WHAT YOU SHOULD DO – Reproduce all of the listing below without alteration.

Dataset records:
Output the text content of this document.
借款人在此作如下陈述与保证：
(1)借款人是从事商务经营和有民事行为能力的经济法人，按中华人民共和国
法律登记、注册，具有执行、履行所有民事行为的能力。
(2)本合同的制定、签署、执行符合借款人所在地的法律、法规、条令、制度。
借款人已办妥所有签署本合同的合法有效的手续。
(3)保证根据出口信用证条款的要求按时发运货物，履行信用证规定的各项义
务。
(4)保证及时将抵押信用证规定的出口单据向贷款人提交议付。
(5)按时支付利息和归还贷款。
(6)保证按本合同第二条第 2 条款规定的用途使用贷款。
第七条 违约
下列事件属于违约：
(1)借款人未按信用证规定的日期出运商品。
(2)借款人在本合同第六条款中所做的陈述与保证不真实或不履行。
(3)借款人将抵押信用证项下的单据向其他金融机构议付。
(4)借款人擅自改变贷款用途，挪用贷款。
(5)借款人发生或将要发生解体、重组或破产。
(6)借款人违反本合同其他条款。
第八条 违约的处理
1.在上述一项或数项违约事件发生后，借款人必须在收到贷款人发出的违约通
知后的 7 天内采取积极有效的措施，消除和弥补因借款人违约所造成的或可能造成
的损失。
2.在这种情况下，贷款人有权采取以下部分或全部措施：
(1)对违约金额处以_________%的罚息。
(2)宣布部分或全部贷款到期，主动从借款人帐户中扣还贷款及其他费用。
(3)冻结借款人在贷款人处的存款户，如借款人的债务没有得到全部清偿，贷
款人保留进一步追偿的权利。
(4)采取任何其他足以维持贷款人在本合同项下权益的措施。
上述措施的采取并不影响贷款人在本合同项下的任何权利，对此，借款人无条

FINISHED EXERCISE –
Output the text content of this document.
借款人在此作如下陈述与保证：
(1)借款人是从事商务经营和有民事行为能力的经济法人，按中华人民共和国
法律登记、注册，具有执行、履行所有民事行为的能力。
(2)本合同的制定、签署、执行符合借款人所在地的法律、法规、条令、制度。
借款人已办妥所有签署本合同的合法有效的手续。
(3)保证根据出口信用证条款的要求按时发运货物，履行信用证规定的各项义
务。
(4)保证及时将抵押信用证规定的出口单据向贷款人提交议付。
(5)按时支付利息和归还贷款。
(6)保证按本合同第二条第 2 条款规定的用途使用贷款。
第七条 违约
下列事件属于违约：
(1)借款人未按信用证规定的日期出运商品。
(2)借款人在本合同第六条款中所做的陈述与保证不真实或不履行。
(3)借款人将抵押信用证项下的单据向其他金融机构议付。
(4)借款人擅自改变贷款用途，挪用贷款。
(5)借款人发生或将要发生解体、重组或破产。
(6)借款人违反本合同其他条款。
第八条 违约的处理
1.在上述一项或数项违约事件发生后，借款人必须在收到贷款人发出的违约通
知后的 7 天内采取积极有效的措施，消除和弥补因借款人违约所造成的或可能造成
的损失。
2.在这种情况下，贷款人有权采取以下部分或全部措施：
(1)对违约金额处以_________%的罚息。
(2)宣布部分或全部贷款到期，主动从借款人帐户中扣还贷款及其他费用。
(3)冻结借款人在贷款人处的存款户，如借款人的债务没有得到全部清偿，贷
款人保留进一步追偿的权利。
(4)采取任何其他足以维持贷款人在本合同项下权益的措施。
上述措施的采取并不影响贷款人在本合同项下的任何权利，对此，借款人无条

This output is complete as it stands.